▸ Your instructions
Could you output each line of the data that follows exactly?

Dataset items:
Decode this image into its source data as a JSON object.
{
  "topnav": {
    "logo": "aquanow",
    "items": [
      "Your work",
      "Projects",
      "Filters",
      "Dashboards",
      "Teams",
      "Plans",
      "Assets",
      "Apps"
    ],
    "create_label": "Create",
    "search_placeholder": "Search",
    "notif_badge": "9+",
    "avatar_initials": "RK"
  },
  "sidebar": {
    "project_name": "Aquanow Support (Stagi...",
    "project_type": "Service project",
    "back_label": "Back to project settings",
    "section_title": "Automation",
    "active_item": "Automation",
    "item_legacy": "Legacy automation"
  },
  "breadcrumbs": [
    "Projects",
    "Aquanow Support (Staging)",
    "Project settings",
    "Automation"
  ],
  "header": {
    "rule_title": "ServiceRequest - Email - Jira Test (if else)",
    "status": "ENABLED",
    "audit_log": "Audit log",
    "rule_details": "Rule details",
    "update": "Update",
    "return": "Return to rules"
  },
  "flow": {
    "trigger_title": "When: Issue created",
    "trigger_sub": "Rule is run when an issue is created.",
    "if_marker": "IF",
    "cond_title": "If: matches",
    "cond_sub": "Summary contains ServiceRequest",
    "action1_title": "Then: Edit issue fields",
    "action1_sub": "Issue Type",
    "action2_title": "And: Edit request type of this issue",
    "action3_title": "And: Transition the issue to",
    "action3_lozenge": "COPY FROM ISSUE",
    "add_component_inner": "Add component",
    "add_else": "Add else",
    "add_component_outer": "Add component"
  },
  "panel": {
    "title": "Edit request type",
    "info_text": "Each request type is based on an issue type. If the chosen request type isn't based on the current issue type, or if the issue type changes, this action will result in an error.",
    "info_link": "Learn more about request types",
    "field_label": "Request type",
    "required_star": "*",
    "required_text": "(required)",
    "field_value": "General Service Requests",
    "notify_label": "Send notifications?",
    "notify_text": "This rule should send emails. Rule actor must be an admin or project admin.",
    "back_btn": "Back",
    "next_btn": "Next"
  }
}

▸ The result
Decode this image into its source data as a JSON object.
{
  "topnav": {
    "logo": "aquanow",
    "items": [
      "Your work",
      "Projects",
      "Filters",
      "Dashboards",
      "Teams",
      "Plans",
      "Assets",
      "Apps"
    ],
    "create_label": "Create",
    "search_placeholder": "Search",
    "notif_badge": "9+",
    "avatar_initials": "RK"
  },
  "sidebar": {
    "project_name": "Aquanow Support (Stagi...",
    "project_type": "Service project",
    "back_label": "Back to project settings",
    "section_title": "Automation",
    "active_item": "Automation",
    "item_legacy": "Legacy automation"
  },
  "breadcrumbs": [
    "Projects",
    "Aquanow Support (Staging)",
    "Project settings",
    "Automation"
  ],
  "header": {
    "rule_title": "ServiceRequest - Email - Jira Test (if else)",
    "status": "ENABLED",
    "audit_log": "Audit log",
    "rule_details": "Rule details",
    "update": "Update",
    "return": "Return to rules"
  },
  "flow": {
    "trigger_title": "When: Issue created",
    "trigger_sub": "Rule is run when an issue is created.",
    "if_marker": "IF",
    "cond_title": "If: matches",
    "cond_sub": "Summary contains ServiceRequest",
    "action1_title": "Then: Edit issue fields",
    "action1_sub": "Issue Type",
    "action2_title": "And: Edit request type of this issue",
    "action3_title": "And: Transition the issue to",
    "action3_lozenge": "COPY FROM ISSUE",
    "add_component_inner": "Add component",
    "add_else": "Add else",
    "add_component_outer": "Add component"
  },
  "panel": {
    "title": "Edit request type",
    "info_text": "Each request type is based on an issue type. If the chosen request type isn't based on the current issue type, or if the issue type changes, this action will result in an error.",
    "info_link": "Learn more about request types",
    "field_label": "Request type",
    "required_star": "*",
    "required_text": "(required)",
    "field_value": "General Service Requests",
    "notify_label": "Send notifications?",
    "notify_text": "This rule should send emails. Rule actor must be an admin or project admin.",
    "back_btn": "Back",
    "next_btn": "Next"
  }
}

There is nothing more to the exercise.